Given request
Copy each line of the entries that contains the word "وزارت".

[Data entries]
◆ ◆ ◆ ◆
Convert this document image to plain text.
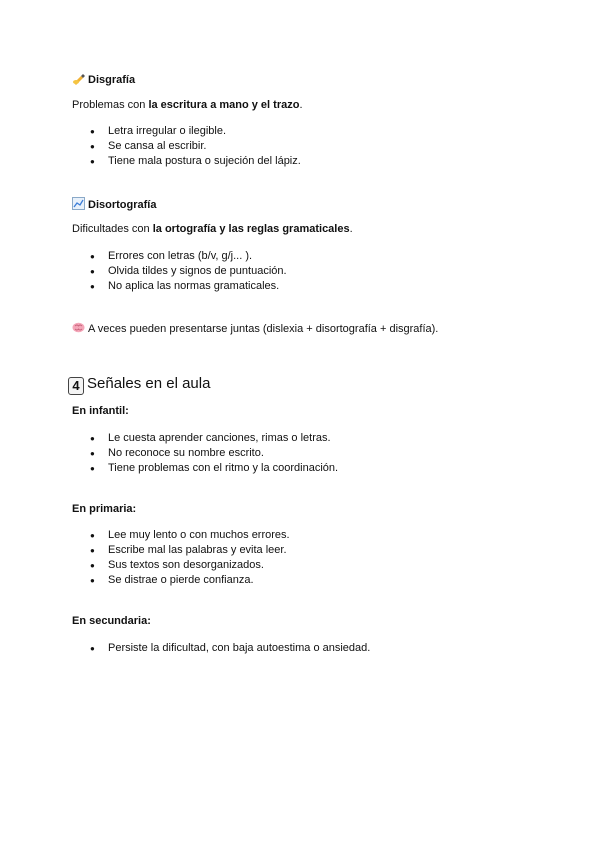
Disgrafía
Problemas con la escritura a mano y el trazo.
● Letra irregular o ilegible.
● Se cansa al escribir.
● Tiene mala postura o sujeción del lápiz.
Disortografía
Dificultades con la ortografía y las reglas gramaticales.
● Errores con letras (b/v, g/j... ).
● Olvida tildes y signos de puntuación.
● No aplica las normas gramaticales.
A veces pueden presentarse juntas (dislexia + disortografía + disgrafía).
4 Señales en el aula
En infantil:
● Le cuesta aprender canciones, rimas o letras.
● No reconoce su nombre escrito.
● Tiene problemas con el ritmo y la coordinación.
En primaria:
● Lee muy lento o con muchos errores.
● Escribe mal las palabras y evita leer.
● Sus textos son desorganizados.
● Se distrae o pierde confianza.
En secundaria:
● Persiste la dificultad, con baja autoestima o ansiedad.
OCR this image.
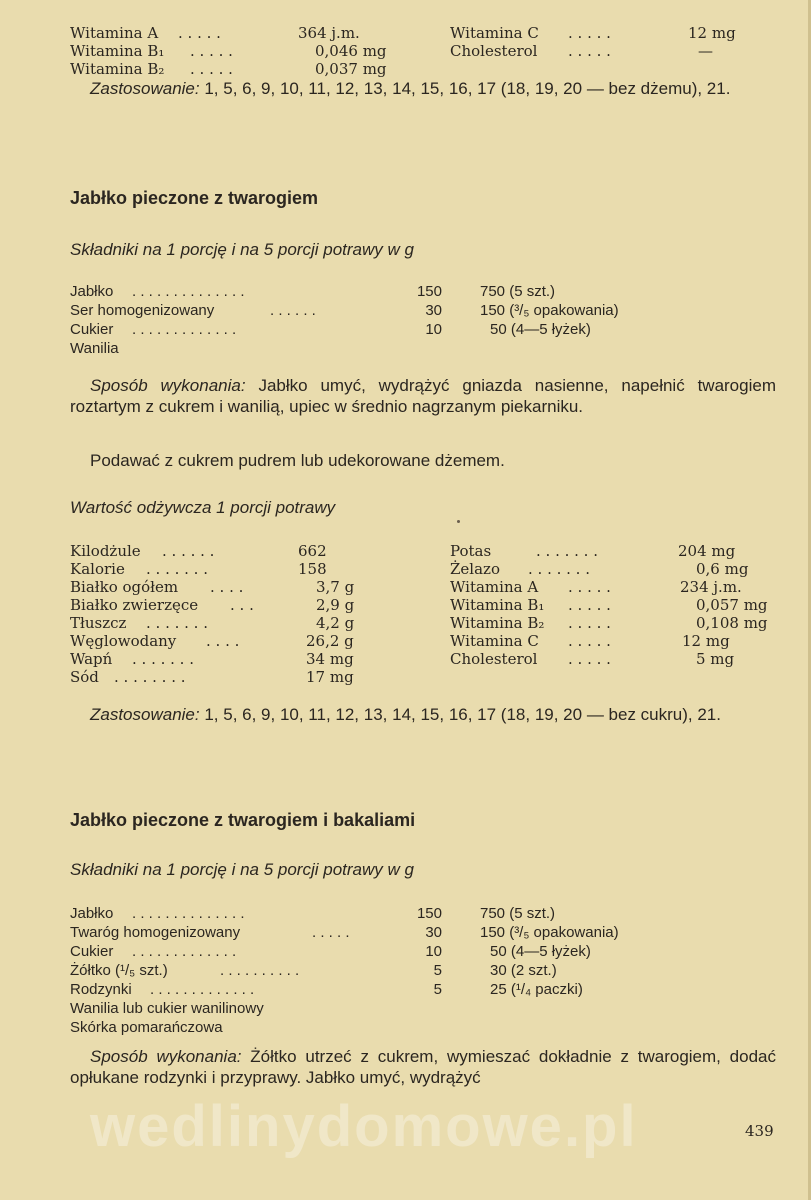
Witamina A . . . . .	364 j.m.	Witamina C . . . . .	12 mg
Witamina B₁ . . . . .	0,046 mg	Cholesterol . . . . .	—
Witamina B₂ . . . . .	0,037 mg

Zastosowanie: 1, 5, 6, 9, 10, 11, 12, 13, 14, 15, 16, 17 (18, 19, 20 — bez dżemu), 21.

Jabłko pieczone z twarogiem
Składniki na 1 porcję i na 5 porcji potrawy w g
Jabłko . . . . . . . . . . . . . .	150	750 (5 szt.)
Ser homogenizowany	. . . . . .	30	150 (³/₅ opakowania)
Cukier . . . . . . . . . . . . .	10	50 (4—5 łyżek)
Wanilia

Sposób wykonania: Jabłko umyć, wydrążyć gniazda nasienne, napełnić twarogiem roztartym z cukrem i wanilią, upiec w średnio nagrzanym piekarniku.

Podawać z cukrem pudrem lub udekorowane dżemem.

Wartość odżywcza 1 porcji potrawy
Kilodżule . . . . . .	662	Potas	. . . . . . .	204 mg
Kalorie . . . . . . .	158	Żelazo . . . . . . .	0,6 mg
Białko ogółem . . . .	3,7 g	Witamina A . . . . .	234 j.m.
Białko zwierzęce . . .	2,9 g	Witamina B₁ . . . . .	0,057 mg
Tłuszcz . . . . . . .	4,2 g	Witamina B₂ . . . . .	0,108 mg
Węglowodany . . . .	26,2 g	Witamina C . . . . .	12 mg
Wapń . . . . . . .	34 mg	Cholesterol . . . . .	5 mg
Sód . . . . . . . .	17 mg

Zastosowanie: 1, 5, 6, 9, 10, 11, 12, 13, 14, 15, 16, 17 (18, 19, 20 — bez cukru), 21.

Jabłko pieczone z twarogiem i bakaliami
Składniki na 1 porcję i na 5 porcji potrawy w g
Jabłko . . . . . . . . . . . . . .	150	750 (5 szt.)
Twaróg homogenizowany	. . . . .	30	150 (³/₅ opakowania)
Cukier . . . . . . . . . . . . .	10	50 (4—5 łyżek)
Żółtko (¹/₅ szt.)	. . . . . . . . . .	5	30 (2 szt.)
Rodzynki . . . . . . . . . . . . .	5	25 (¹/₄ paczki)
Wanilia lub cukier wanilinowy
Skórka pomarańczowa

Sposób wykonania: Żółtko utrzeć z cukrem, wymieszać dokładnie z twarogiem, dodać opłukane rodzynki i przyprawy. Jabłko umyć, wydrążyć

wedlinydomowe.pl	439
◆ ◆ ◆ ◆
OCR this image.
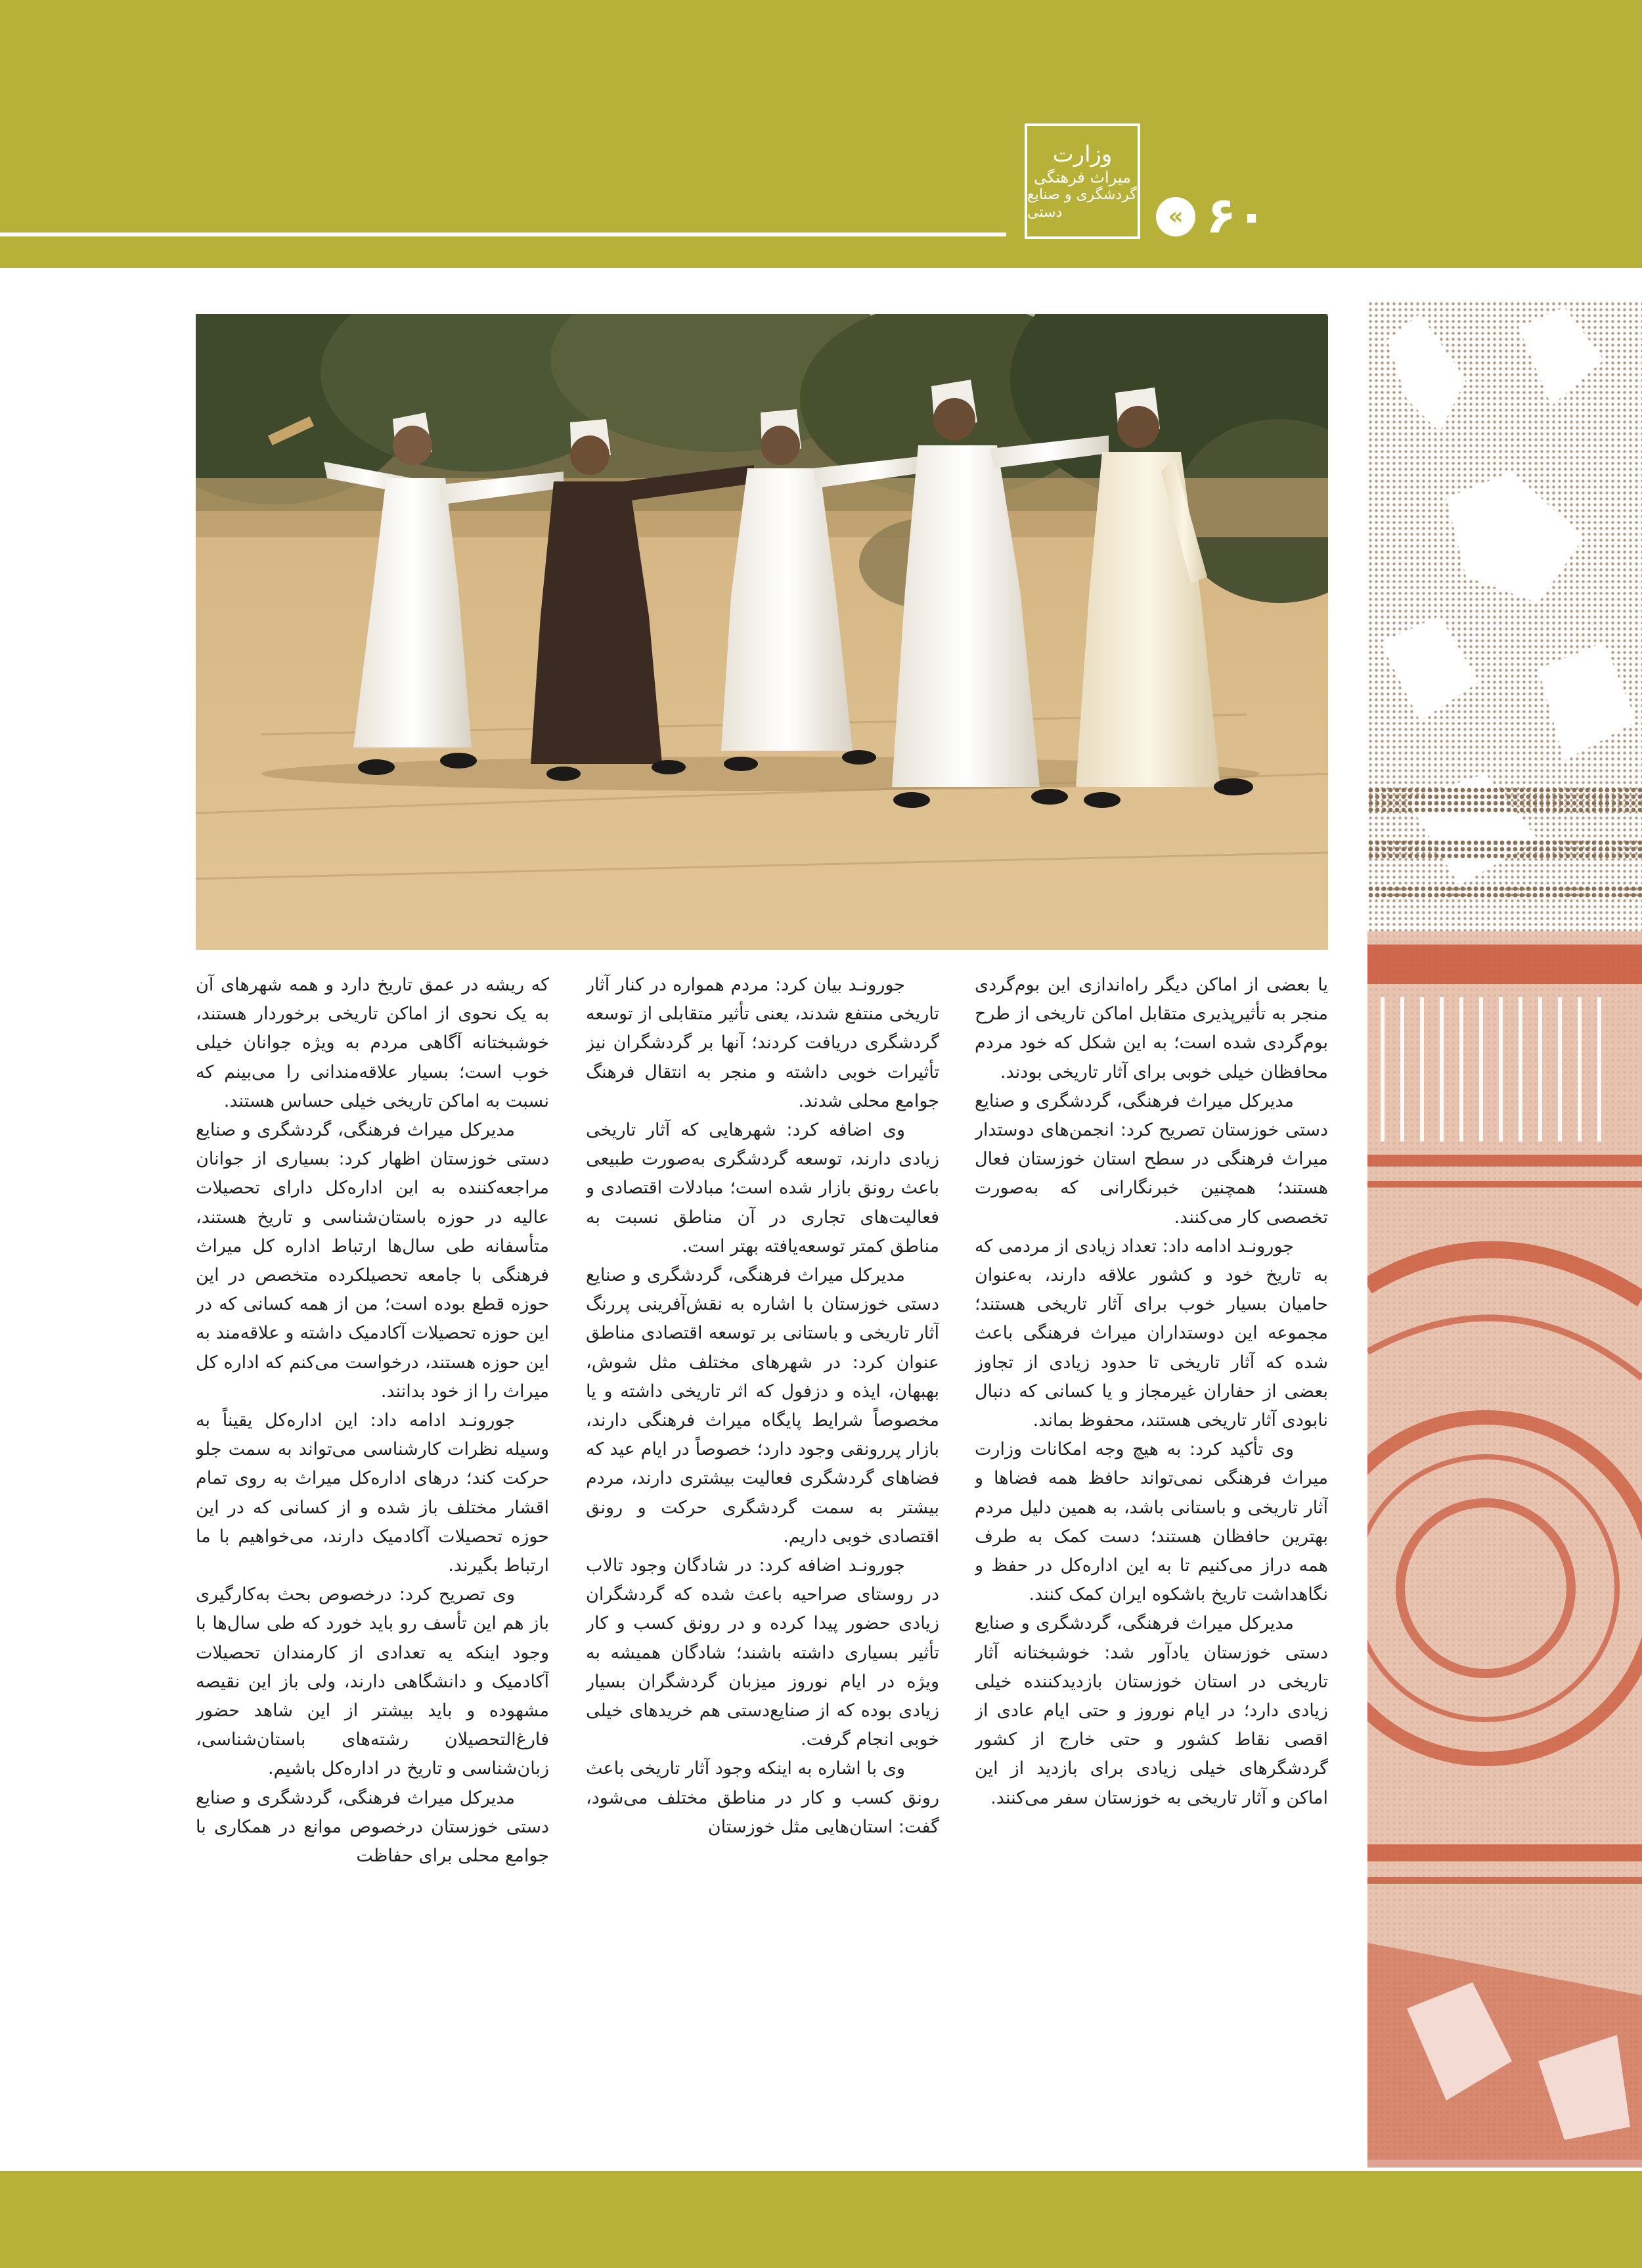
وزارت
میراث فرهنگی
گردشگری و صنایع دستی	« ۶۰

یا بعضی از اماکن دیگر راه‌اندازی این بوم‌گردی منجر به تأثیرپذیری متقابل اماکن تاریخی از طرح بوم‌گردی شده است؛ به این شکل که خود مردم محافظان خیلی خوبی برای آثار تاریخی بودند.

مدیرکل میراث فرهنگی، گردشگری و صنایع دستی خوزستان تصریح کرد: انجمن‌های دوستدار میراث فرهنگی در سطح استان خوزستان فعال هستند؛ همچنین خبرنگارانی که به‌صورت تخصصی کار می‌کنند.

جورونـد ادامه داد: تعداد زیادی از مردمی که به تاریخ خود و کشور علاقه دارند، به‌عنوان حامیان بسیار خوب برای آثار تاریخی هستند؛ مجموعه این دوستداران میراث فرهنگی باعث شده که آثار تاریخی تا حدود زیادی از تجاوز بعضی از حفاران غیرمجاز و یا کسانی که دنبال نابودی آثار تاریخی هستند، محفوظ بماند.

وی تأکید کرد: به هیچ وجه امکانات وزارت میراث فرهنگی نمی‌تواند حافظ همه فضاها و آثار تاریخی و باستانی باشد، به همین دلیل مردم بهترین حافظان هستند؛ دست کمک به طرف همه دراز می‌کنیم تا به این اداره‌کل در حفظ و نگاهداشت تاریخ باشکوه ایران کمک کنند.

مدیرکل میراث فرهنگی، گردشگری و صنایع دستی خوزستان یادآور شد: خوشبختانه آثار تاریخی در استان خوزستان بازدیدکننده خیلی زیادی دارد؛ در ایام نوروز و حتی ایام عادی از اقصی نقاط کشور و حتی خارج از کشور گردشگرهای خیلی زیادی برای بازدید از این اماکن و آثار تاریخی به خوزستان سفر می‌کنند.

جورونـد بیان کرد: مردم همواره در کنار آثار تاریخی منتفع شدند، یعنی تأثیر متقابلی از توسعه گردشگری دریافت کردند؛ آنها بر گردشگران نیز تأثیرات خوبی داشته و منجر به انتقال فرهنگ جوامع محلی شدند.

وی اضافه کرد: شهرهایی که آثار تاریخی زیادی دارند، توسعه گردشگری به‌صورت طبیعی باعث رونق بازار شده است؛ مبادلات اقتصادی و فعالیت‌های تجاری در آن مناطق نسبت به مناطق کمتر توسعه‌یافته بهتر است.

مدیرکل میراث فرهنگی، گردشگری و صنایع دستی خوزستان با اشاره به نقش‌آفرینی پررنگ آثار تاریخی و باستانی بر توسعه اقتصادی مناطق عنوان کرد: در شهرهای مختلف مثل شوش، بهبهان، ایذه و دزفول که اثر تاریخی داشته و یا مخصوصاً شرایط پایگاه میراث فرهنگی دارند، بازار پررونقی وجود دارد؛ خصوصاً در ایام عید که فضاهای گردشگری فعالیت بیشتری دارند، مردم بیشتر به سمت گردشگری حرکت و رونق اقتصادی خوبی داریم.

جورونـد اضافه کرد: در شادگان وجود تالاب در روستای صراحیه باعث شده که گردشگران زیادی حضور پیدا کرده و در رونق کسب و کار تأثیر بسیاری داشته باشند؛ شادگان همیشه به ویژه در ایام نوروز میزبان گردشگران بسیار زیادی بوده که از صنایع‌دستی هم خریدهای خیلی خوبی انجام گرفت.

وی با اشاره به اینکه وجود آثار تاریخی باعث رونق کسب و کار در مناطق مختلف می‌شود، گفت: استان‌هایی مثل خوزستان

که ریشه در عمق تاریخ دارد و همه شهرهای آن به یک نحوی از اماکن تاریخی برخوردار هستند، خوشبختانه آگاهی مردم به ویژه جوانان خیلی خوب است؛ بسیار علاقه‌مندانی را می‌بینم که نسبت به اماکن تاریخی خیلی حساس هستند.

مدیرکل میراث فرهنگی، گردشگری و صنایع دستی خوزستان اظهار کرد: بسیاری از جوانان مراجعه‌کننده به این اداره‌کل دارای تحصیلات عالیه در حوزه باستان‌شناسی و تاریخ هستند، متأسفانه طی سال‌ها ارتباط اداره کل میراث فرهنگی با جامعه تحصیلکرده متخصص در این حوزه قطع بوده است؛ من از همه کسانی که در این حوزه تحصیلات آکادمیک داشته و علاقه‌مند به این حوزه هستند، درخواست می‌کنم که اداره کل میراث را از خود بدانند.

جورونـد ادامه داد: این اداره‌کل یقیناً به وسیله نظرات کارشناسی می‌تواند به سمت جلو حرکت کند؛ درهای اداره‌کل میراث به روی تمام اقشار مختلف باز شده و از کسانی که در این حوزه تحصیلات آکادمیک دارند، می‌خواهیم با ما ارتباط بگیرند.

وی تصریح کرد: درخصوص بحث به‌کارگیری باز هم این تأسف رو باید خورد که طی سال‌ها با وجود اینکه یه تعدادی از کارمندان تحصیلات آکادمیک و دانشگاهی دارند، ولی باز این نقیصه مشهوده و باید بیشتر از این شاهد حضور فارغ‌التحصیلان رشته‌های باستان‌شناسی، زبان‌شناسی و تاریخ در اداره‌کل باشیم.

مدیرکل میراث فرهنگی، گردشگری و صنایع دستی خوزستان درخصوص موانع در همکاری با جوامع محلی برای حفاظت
◆ ◆ ◆ ◆
Right answer
وزارت
وی تأکید کرد: به هیچ وجه امکانات وزارت میراث فرهنگی نمی‌تواند حافظ همه فضاها و آثار تاریخی و باستانی باشد، به همین دلیل مردم بهترین حافظان هستند؛ دست کمک به طرف همه دراز می‌کنیم تا به این اداره‌کل در حفظ و نگاهداشت تاریخ باشکوه ایران کمک کنند.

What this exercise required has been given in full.